Instructions to follow — Check each line of the data for "types" and select those that have it.
** Provided material follows **
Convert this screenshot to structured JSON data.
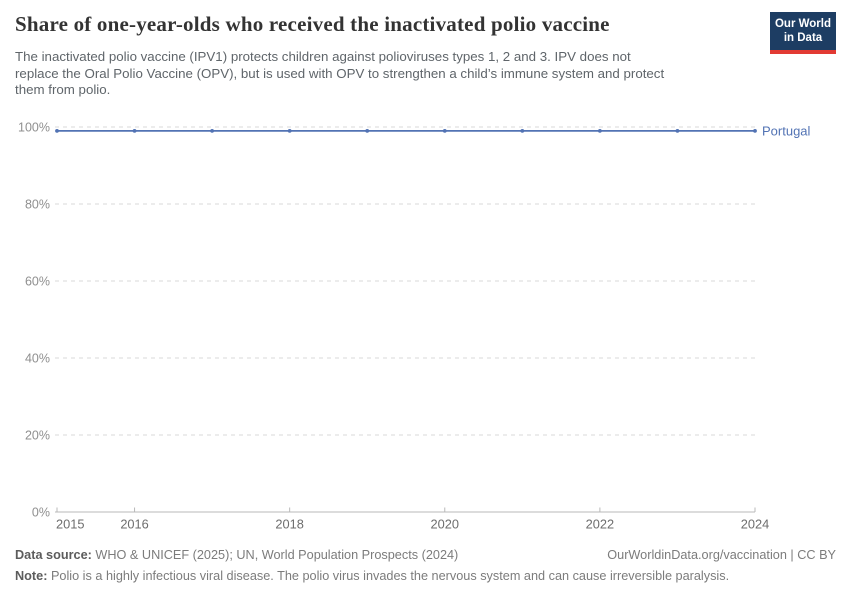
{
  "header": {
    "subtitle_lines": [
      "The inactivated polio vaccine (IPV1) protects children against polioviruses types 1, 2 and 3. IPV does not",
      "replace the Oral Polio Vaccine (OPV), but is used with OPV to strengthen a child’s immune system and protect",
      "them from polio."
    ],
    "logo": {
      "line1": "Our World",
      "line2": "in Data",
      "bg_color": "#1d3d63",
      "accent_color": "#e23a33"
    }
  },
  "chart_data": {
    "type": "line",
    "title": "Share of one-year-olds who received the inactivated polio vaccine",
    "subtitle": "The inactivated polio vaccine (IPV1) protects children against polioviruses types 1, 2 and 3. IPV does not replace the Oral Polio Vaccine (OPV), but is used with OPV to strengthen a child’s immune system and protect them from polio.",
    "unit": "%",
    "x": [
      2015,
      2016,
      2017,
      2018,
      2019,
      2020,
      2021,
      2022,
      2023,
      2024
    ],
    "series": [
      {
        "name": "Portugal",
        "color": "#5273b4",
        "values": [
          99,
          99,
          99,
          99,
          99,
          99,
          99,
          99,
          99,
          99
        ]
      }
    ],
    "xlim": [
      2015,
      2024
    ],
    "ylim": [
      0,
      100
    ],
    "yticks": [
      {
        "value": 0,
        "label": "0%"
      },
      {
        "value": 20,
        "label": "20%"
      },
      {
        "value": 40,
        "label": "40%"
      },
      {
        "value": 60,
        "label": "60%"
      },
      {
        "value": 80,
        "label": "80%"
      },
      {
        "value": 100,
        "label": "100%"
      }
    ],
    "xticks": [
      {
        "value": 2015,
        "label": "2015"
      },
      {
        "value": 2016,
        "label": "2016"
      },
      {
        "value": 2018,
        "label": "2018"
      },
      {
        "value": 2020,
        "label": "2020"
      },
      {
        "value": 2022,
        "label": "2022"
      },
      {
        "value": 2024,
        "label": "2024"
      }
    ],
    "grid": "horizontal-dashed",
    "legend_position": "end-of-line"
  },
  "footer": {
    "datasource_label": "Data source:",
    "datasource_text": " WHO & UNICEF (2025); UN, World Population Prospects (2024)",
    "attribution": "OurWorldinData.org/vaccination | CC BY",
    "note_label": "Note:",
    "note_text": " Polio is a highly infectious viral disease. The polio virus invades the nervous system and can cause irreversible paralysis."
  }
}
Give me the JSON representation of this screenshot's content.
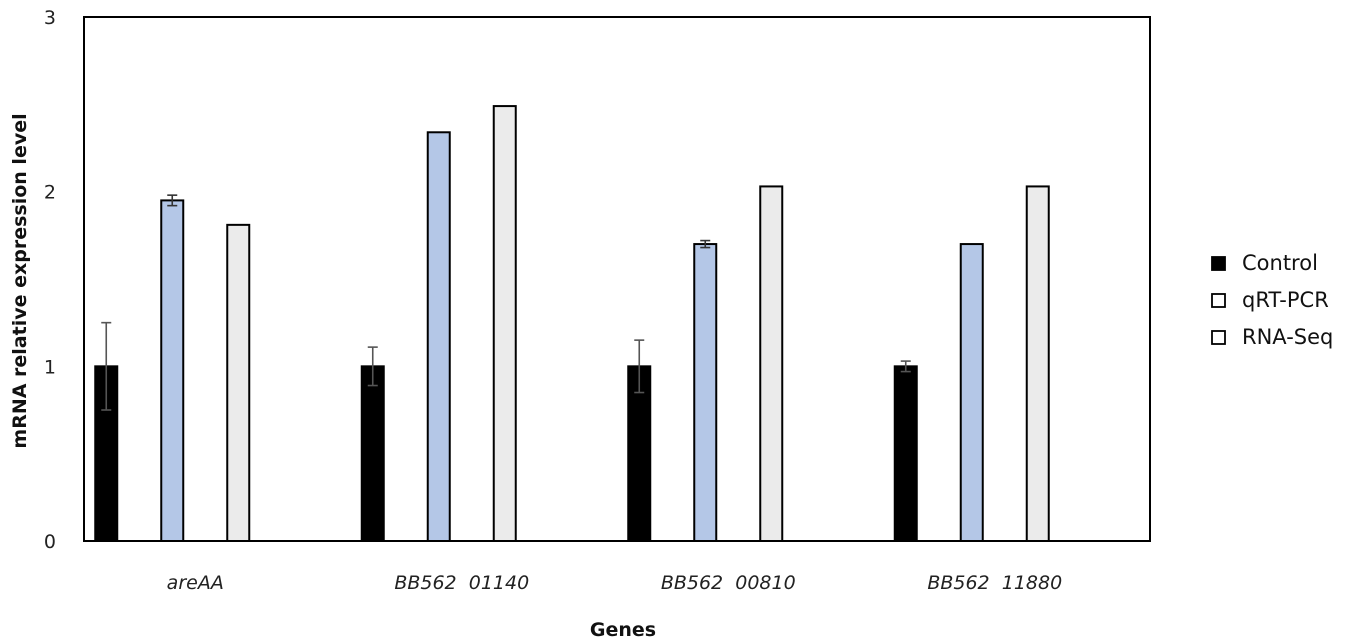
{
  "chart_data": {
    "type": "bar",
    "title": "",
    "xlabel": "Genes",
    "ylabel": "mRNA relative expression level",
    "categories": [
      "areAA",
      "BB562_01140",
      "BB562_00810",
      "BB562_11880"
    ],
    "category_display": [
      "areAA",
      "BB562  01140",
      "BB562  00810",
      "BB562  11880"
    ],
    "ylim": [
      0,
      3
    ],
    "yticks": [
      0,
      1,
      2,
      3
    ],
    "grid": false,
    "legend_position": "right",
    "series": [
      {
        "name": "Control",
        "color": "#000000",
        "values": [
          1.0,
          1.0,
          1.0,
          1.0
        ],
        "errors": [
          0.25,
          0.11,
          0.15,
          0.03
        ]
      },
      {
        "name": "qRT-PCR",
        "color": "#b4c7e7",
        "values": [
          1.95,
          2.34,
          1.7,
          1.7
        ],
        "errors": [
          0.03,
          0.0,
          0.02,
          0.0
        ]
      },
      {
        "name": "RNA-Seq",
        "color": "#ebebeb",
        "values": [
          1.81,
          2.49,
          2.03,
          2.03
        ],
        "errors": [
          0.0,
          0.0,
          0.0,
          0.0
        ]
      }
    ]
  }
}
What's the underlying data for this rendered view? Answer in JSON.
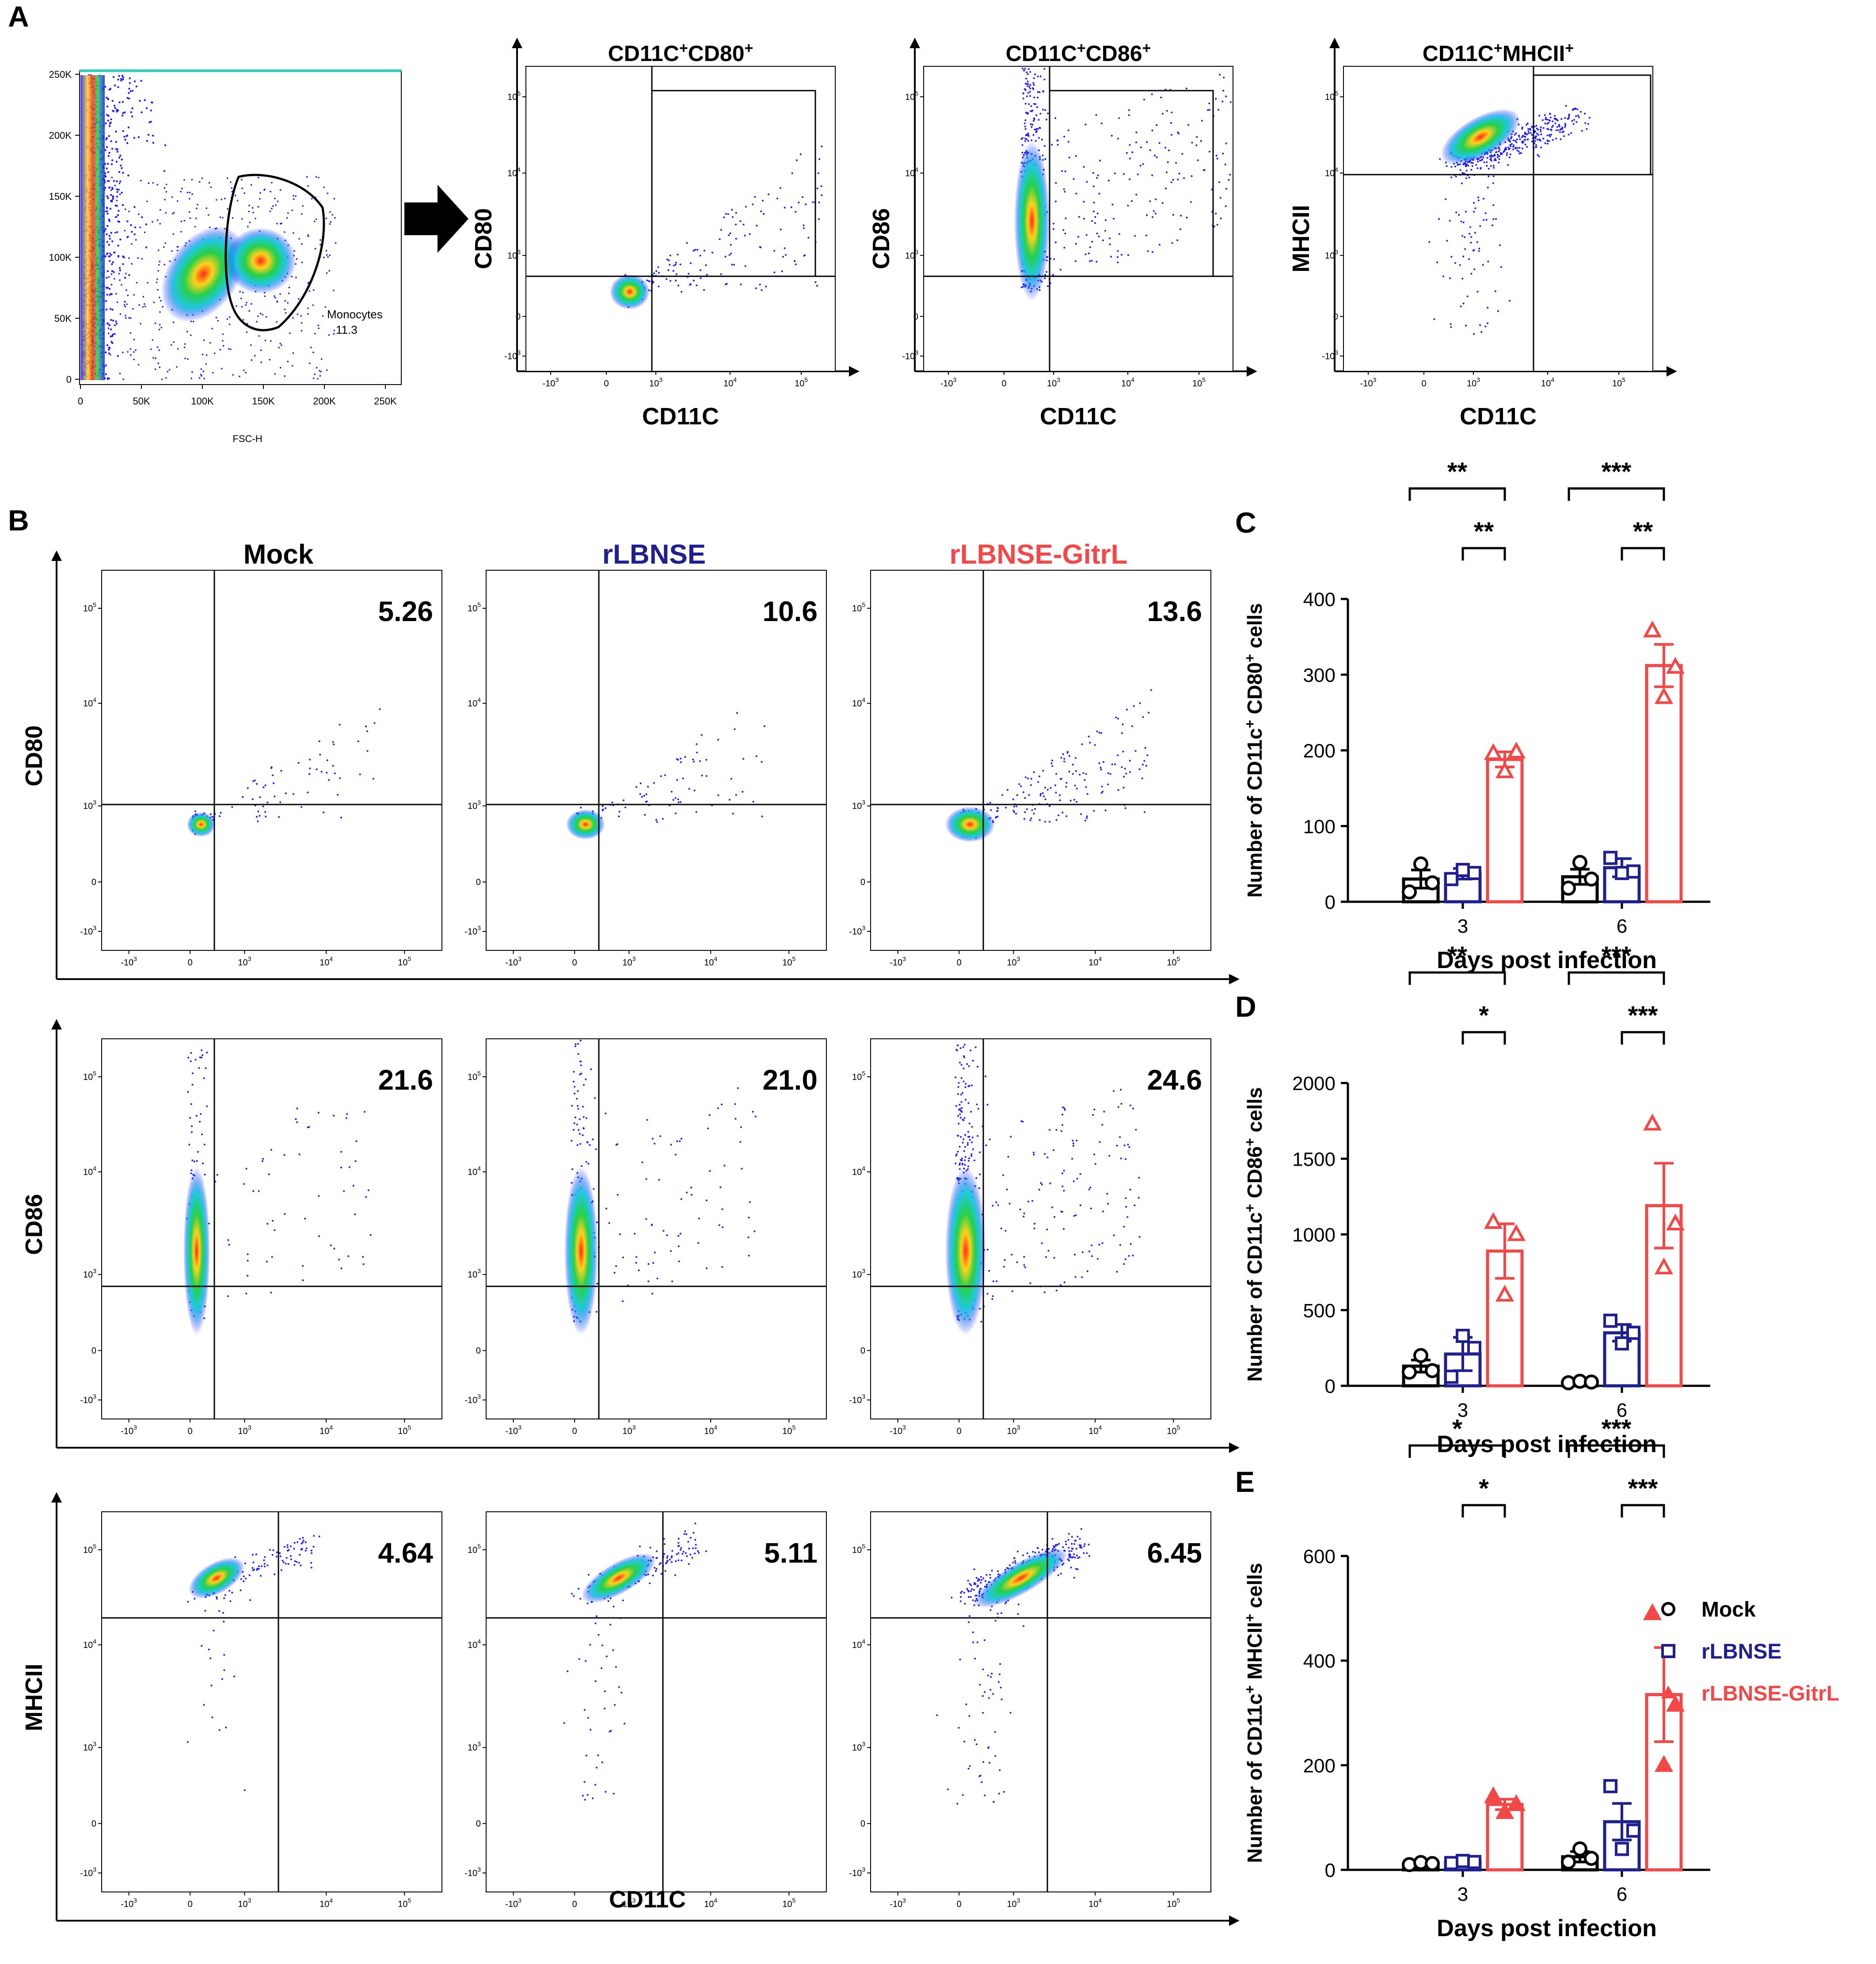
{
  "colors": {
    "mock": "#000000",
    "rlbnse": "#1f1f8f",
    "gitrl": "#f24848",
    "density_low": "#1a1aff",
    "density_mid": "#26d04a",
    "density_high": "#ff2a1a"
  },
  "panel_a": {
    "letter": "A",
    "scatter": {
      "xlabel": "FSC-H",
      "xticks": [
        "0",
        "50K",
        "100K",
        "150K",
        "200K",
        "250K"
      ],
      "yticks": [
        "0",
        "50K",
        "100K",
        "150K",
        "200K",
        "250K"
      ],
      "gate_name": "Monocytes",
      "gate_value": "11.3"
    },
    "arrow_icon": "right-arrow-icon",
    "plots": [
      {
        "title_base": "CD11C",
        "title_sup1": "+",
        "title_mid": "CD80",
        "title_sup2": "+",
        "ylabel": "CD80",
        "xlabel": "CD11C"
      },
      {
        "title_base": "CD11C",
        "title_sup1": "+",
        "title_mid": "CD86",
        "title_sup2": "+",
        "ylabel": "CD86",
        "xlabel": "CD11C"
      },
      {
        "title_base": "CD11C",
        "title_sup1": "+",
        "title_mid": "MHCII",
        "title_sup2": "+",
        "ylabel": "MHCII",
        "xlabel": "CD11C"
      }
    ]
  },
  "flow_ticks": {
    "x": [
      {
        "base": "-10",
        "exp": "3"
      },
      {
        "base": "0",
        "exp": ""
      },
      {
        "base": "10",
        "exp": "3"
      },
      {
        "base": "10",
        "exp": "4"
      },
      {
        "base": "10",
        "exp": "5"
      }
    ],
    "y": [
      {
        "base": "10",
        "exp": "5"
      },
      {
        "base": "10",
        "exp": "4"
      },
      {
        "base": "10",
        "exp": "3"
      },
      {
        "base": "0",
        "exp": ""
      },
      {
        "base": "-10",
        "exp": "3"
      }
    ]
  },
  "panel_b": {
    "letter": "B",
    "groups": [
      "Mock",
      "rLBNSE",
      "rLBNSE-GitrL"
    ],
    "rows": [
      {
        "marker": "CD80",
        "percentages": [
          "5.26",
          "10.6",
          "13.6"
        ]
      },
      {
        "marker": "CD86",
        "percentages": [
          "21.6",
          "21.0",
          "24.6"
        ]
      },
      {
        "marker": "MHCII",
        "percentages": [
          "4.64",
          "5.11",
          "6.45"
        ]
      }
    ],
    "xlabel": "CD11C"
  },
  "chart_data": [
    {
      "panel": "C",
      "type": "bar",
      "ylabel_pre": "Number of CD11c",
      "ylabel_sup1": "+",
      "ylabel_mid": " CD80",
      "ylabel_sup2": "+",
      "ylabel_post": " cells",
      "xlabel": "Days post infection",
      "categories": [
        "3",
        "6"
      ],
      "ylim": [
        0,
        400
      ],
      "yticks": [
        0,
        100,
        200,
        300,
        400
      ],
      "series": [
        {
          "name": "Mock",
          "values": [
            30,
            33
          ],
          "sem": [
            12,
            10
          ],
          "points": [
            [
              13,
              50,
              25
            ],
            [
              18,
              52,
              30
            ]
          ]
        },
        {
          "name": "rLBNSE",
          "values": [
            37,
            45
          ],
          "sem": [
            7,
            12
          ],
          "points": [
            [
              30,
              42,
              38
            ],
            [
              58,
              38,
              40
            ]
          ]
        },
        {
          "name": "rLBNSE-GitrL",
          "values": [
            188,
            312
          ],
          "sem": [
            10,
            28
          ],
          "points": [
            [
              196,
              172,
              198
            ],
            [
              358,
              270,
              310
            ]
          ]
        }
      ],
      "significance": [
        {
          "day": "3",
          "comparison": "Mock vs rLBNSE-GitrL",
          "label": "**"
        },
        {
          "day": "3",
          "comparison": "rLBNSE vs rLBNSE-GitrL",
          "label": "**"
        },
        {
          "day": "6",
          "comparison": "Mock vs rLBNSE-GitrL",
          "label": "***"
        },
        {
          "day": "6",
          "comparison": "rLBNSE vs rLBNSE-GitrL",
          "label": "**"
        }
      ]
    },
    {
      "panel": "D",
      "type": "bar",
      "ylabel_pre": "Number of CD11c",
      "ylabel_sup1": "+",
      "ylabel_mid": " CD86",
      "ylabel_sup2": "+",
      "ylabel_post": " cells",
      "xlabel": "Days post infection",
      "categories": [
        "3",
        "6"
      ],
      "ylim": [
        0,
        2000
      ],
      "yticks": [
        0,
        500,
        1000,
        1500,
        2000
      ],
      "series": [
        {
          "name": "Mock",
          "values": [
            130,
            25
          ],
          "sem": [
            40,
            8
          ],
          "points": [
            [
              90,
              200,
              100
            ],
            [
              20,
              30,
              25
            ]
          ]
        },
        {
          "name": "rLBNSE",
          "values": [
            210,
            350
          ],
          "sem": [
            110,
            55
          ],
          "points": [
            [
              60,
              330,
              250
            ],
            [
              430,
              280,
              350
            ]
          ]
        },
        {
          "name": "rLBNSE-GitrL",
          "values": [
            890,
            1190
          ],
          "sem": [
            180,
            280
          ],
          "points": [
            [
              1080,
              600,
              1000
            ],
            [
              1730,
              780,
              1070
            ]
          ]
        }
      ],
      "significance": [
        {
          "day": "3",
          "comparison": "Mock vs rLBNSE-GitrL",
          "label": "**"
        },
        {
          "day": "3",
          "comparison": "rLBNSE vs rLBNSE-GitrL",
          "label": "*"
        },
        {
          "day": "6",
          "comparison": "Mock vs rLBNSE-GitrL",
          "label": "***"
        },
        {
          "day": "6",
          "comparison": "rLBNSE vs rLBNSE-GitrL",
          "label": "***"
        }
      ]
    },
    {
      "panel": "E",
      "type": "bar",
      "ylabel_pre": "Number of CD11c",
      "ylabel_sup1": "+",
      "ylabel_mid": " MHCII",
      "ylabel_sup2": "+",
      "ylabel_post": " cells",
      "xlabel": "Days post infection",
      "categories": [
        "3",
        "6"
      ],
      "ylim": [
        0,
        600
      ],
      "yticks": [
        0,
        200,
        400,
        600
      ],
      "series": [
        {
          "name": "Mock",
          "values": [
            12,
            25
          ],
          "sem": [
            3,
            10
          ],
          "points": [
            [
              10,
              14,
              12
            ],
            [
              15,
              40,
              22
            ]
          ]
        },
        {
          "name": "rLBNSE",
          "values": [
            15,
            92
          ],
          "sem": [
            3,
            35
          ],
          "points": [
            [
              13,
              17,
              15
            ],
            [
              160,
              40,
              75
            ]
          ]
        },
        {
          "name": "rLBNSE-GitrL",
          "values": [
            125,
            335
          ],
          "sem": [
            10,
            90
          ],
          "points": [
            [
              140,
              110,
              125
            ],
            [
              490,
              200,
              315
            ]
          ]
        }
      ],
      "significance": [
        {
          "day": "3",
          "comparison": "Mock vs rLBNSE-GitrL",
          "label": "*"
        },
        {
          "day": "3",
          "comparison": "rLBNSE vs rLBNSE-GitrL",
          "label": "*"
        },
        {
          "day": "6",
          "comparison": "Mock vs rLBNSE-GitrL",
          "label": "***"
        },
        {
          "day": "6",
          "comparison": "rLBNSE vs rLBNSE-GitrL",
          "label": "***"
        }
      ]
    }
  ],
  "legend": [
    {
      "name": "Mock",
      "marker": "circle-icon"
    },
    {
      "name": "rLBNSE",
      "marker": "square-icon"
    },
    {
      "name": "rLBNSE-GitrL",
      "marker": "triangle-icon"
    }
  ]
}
** End of Provided material **
Task solution —
      "The inactivated polio vaccine (IPV1) protects children against polioviruses types 1, 2 and 3. IPV does not",
    "subtitle": "The inactivated polio vaccine (IPV1) protects children against polioviruses types 1, 2 and 3. IPV does not replace the Oral Polio Vaccine (OPV), but is used with OPV to strengthen a child’s immune system and protect them from polio.",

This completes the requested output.